→ **EXERCISE DIRECTIONS**:
Each entry in the listing below should be restated word for word.

(Collected data)
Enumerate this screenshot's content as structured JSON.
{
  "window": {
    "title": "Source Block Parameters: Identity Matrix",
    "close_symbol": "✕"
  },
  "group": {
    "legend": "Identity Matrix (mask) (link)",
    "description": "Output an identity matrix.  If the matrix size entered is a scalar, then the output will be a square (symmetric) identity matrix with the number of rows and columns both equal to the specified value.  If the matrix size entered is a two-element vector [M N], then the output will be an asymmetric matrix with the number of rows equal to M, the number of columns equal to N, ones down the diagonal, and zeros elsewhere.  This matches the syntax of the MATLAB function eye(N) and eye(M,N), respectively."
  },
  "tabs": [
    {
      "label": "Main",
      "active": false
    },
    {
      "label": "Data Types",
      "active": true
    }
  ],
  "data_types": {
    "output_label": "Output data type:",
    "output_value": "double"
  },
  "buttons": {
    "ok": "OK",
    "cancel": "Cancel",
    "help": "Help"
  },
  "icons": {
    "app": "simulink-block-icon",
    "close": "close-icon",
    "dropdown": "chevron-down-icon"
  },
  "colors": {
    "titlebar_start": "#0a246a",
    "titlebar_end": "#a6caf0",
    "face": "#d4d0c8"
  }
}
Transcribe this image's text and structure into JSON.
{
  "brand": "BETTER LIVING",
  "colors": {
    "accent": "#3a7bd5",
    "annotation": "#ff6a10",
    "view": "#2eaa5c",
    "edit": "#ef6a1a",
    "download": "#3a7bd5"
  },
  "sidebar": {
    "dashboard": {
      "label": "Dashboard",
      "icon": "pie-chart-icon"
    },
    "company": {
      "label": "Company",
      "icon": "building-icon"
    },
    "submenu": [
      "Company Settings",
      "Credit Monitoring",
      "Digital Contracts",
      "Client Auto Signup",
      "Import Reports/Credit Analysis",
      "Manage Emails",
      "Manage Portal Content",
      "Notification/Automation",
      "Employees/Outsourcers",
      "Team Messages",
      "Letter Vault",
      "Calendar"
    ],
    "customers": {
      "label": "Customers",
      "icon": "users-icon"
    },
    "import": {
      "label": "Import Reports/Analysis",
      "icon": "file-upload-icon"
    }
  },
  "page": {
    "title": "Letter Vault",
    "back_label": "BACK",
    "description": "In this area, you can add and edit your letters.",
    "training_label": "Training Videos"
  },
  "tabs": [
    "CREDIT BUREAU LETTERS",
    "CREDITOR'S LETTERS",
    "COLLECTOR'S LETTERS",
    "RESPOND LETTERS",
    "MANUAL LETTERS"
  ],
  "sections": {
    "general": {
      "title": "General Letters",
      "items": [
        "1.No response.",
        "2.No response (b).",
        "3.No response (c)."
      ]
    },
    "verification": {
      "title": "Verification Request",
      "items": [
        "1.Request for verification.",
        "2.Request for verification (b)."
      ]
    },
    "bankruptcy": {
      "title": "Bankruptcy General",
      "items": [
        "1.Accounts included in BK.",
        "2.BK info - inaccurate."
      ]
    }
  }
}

→ **SOLUTION FOR THIS TASK**:
Enumerate this screenshot's content as structured JSON.
{
  "window": {
    "title": "Source Block Parameters: Identity Matrix",
    "close_symbol": "✕"
  },
  "group": {
    "legend": "Identity Matrix (mask) (link)",
    "description": "Output an identity matrix.  If the matrix size entered is a scalar, then the output will be a square (symmetric) identity matrix with the number of rows and columns both equal to the specified value.  If the matrix size entered is a two-element vector [M N], then the output will be an asymmetric matrix with the number of rows equal to M, the number of columns equal to N, ones down the diagonal, and zeros elsewhere.  This matches the syntax of the MATLAB function eye(N) and eye(M,N), respectively."
  },
  "tabs": [
    {
      "label": "Main",
      "active": false
    },
    {
      "label": "Data Types",
      "active": true
    }
  ],
  "data_types": {
    "output_label": "Output data type:",
    "output_value": "double"
  },
  "buttons": {
    "ok": "OK",
    "cancel": "Cancel",
    "help": "Help"
  },
  "icons": {
    "app": "simulink-block-icon",
    "close": "close-icon",
    "dropdown": "chevron-down-icon"
  },
  "colors": {
    "titlebar_start": "#0a246a",
    "titlebar_end": "#a6caf0",
    "face": "#d4d0c8"
  }
}
Transcribe this image's text and structure into JSON.
{
  "brand": "BETTER LIVING",
  "colors": {
    "accent": "#3a7bd5",
    "annotation": "#ff6a10",
    "view": "#2eaa5c",
    "edit": "#ef6a1a",
    "download": "#3a7bd5"
  },
  "sidebar": {
    "dashboard": {
      "label": "Dashboard",
      "icon": "pie-chart-icon"
    },
    "company": {
      "label": "Company",
      "icon": "building-icon"
    },
    "submenu": [
      "Company Settings",
      "Credit Monitoring",
      "Digital Contracts",
      "Client Auto Signup",
      "Import Reports/Credit Analysis",
      "Manage Emails",
      "Manage Portal Content",
      "Notification/Automation",
      "Employees/Outsourcers",
      "Team Messages",
      "Letter Vault",
      "Calendar"
    ],
    "customers": {
      "label": "Customers",
      "icon": "users-icon"
    },
    "import": {
      "label": "Import Reports/Analysis",
      "icon": "file-upload-icon"
    }
  },
  "page": {
    "title": "Letter Vault",
    "back_label": "BACK",
    "description": "In this area, you can add and edit your letters.",
    "training_label": "Training Videos"
  },
  "tabs": [
    "CREDIT BUREAU LETTERS",
    "CREDITOR'S LETTERS",
    "COLLECTOR'S LETTERS",
    "RESPOND LETTERS",
    "MANUAL LETTERS"
  ],
  "sections": {
    "general": {
      "title": "General Letters",
      "items": [
        "1.No response.",
        "2.No response (b).",
        "3.No response (c)."
      ]
    },
    "verification": {
      "title": "Verification Request",
      "items": [
        "1.Request for verification.",
        "2.Request for verification (b)."
      ]
    },
    "bankruptcy": {
      "title": "Bankruptcy General",
      "items": [
        "1.Accounts included in BK.",
        "2.BK info - inaccurate."
      ]
    }
  }
}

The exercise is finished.